## What to work on
Output the data that follows exactly, line for line.
>> Start Provided information
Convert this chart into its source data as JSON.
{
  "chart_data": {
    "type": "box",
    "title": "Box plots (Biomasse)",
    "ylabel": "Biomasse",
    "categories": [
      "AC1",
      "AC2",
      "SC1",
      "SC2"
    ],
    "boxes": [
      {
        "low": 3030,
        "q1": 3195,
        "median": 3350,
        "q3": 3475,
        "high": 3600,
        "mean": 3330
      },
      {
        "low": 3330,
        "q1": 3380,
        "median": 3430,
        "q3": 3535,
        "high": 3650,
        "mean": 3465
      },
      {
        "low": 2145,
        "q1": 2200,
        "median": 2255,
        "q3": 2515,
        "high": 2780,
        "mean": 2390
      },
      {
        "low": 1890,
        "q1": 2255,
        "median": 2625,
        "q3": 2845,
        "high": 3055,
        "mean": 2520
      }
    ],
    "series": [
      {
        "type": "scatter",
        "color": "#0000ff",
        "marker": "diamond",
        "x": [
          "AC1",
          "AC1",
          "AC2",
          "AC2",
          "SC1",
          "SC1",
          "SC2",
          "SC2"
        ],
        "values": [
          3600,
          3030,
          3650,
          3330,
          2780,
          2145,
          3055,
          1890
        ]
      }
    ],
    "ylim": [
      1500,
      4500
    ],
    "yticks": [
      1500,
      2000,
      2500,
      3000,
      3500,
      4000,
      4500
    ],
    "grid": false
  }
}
>> End Provided information
## Worked answer
Convert this chart into its source data as JSON.
{
  "chart_data": {
    "type": "box",
    "title": "Box plots (Biomasse)",
    "ylabel": "Biomasse",
    "categories": [
      "AC1",
      "AC2",
      "SC1",
      "SC2"
    ],
    "boxes": [
      {
        "low": 3030,
        "q1": 3195,
        "median": 3350,
        "q3": 3475,
        "high": 3600,
        "mean": 3330
      },
      {
        "low": 3330,
        "q1": 3380,
        "median": 3430,
        "q3": 3535,
        "high": 3650,
        "mean": 3465
      },
      {
        "low": 2145,
        "q1": 2200,
        "median": 2255,
        "q3": 2515,
        "high": 2780,
        "mean": 2390
      },
      {
        "low": 1890,
        "q1": 2255,
        "median": 2625,
        "q3": 2845,
        "high": 3055,
        "mean": 2520
      }
    ],
    "series": [
      {
        "type": "scatter",
        "color": "#0000ff",
        "marker": "diamond",
        "x": [
          "AC1",
          "AC1",
          "AC2",
          "AC2",
          "SC1",
          "SC1",
          "SC2",
          "SC2"
        ],
        "values": [
          3600,
          3030,
          3650,
          3330,
          2780,
          2145,
          3055,
          1890
        ]
      }
    ],
    "ylim": [
      1500,
      4500
    ],
    "yticks": [
      1500,
      2000,
      2500,
      3000,
      3500,
      4000,
      4500
    ],
    "grid": false
  }
}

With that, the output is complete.